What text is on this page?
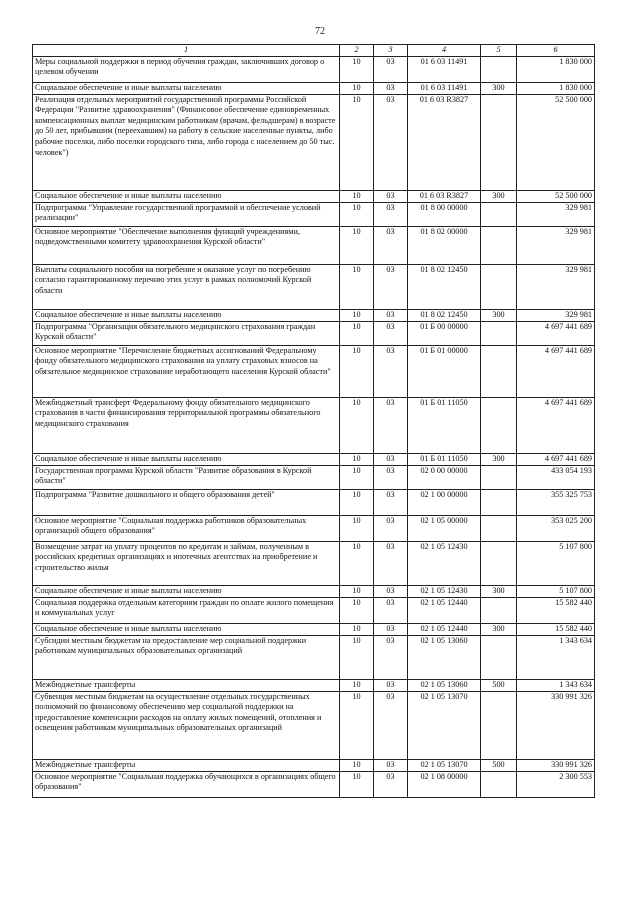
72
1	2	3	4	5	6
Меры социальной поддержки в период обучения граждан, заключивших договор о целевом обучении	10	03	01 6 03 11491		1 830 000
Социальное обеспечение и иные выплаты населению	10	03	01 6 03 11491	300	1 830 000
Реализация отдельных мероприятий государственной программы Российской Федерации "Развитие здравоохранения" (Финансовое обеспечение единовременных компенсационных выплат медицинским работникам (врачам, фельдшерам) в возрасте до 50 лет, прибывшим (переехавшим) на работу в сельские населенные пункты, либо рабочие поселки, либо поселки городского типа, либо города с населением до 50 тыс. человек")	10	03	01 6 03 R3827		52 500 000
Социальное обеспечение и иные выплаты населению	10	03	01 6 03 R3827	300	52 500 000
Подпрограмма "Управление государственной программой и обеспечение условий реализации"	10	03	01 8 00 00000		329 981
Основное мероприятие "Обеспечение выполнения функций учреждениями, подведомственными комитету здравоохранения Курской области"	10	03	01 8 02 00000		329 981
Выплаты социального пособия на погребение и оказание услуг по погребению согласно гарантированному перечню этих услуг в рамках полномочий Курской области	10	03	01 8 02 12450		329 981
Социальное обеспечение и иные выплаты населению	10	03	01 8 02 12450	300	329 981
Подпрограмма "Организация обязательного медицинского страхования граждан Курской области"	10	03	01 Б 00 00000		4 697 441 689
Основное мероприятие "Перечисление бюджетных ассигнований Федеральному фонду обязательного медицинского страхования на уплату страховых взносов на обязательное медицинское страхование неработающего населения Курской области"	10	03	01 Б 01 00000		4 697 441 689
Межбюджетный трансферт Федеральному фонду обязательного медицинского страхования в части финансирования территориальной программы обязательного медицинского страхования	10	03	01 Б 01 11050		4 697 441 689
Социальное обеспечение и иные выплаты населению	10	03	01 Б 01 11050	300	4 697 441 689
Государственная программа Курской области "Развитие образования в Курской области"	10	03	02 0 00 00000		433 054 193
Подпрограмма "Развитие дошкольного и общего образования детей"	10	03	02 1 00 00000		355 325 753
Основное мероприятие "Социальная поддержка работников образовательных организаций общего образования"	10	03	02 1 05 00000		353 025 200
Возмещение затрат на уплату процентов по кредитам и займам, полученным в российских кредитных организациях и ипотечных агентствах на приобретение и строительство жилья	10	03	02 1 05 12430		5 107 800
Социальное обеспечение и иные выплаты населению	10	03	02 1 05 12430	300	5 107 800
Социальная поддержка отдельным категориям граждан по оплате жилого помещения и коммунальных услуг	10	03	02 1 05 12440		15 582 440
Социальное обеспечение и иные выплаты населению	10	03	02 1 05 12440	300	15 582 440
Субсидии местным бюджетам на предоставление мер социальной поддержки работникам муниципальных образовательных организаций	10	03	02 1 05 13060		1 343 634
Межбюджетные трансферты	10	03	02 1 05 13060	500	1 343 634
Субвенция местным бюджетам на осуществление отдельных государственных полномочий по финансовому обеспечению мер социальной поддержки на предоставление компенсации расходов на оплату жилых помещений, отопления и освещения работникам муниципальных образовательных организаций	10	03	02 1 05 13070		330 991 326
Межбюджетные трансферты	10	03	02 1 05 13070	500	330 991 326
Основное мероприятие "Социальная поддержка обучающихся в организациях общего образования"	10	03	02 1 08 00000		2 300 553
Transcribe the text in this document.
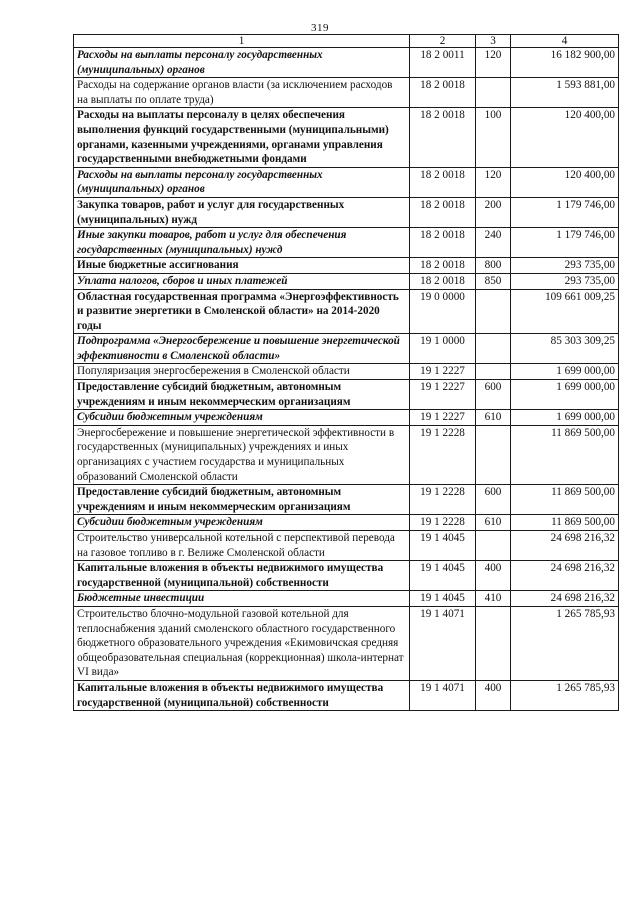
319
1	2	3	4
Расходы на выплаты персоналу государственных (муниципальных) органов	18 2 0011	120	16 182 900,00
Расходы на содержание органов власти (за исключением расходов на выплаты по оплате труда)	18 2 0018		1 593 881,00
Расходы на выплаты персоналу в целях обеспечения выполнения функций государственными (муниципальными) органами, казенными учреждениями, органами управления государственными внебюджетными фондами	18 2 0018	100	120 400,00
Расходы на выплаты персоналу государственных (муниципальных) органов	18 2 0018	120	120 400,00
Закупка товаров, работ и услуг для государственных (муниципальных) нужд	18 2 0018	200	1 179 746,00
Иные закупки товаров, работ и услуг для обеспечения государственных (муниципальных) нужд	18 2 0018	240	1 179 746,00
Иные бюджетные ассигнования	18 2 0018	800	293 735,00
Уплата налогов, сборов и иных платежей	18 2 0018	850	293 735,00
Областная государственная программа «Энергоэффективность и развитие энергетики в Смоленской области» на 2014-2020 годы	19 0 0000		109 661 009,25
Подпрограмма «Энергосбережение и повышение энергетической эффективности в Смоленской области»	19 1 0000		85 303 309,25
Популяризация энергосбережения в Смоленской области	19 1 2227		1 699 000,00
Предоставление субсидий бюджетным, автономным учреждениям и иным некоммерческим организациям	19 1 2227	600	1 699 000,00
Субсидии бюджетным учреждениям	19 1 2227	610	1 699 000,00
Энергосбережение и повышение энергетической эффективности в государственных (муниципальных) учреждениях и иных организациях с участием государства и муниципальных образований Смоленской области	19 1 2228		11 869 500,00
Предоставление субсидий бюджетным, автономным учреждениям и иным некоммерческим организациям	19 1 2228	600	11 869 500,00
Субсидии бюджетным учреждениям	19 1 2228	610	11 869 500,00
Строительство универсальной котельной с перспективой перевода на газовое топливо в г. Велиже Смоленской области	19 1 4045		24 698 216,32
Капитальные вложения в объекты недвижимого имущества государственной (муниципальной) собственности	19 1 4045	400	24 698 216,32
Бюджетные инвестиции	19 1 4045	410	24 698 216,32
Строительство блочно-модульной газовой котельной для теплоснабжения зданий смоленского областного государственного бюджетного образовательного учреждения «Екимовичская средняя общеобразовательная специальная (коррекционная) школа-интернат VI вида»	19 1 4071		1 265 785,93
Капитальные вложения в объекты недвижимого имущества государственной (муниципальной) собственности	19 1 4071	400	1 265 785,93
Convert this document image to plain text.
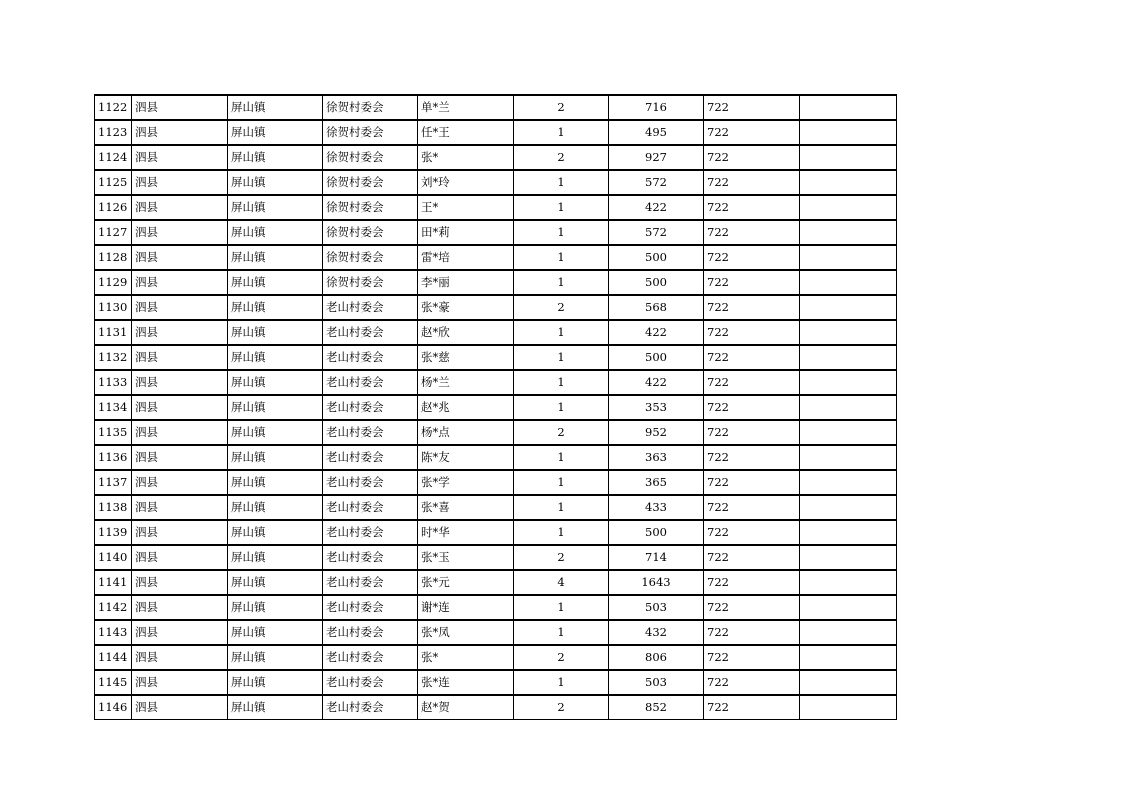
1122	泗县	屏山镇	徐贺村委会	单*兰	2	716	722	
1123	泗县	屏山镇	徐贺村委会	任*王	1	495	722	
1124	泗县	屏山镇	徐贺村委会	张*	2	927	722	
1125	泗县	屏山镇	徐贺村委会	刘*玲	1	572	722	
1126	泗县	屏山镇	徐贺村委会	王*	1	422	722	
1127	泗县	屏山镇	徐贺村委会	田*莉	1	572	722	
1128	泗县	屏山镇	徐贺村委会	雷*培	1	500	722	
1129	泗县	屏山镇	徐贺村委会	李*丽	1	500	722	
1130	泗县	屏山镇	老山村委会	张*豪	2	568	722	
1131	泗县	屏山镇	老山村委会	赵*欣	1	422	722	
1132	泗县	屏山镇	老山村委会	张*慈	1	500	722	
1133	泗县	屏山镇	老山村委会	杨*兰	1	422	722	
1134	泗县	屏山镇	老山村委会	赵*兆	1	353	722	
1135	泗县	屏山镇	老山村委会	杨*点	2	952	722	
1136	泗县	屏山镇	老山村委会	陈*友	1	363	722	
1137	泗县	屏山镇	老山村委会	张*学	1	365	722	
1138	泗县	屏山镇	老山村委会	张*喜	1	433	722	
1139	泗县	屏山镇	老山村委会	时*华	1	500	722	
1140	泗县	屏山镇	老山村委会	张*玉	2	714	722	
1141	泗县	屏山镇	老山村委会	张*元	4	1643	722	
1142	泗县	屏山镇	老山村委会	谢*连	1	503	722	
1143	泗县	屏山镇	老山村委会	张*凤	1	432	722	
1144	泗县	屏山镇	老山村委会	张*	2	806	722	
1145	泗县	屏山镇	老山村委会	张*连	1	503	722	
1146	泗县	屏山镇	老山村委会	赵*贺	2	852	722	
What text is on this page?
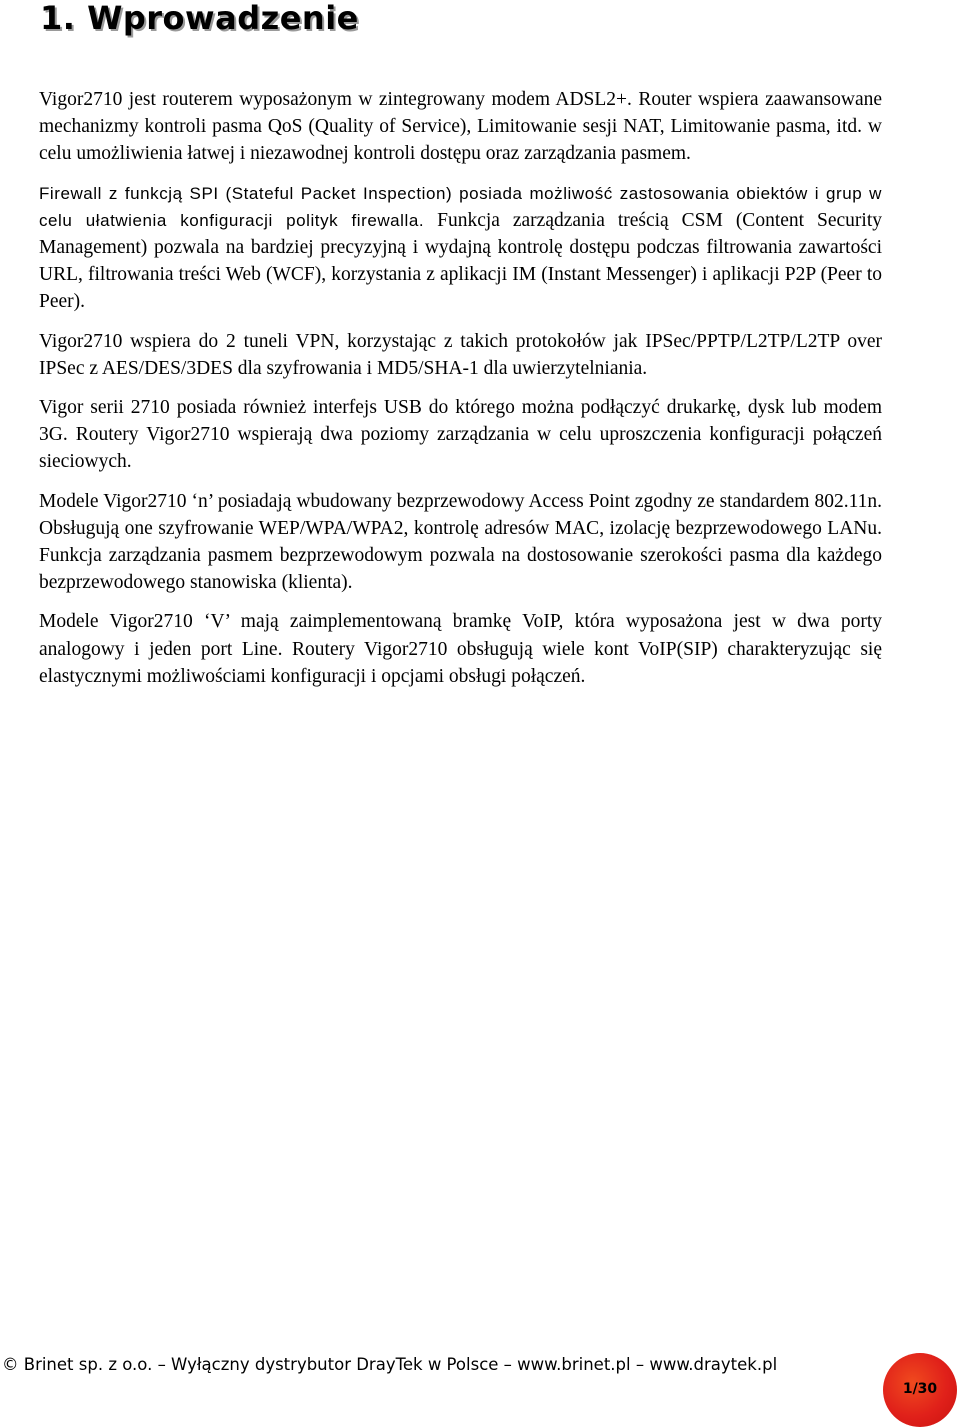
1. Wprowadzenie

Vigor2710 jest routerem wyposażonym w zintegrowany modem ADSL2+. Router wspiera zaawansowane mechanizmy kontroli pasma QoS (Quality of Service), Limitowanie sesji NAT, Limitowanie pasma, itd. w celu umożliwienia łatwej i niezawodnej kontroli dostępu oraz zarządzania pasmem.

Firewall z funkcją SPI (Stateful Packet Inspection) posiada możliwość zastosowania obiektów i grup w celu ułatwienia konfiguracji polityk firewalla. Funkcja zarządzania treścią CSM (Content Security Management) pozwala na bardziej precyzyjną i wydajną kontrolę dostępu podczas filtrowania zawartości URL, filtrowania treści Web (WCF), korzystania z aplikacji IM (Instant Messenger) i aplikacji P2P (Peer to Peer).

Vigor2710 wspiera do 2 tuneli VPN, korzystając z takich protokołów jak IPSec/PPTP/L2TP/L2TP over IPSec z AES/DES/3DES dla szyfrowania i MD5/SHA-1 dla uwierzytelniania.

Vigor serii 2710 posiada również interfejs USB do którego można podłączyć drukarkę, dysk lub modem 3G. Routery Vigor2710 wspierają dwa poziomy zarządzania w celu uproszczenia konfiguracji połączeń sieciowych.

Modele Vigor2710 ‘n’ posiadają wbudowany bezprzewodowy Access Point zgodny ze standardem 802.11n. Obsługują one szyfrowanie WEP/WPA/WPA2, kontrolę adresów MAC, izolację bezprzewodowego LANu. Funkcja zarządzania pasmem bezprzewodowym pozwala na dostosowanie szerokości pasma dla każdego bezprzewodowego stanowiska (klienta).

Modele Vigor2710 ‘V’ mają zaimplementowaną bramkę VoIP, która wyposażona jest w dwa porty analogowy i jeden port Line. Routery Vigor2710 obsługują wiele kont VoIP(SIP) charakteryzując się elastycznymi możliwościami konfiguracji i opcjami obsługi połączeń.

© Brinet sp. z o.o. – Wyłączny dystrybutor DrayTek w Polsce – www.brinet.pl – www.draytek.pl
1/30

━━━

Exercise task →
Select every line where the word "обязательного" occurs.

Result of this exercise →
Подпрограмма "Организация обязательного медицинского страхования граждан Курской области"	10	03	01 Б 00 00000		4 697 441 689
Основное мероприятие "Перечисление бюджетных ассигнований Федеральному фонду обязательного медицинского страхования на уплату страховых взносов на обязательное медицинское страхование неработающего населения Курской области"	10	03	01 Б 01 00000		4 697 441 689
Межбюджетный трансферт Федеральному фонду обязательного медицинского страхования в части финансирования территориальной программы обязательного медицинского страхования	10	03	01 Б 01 11050		4 697 441 689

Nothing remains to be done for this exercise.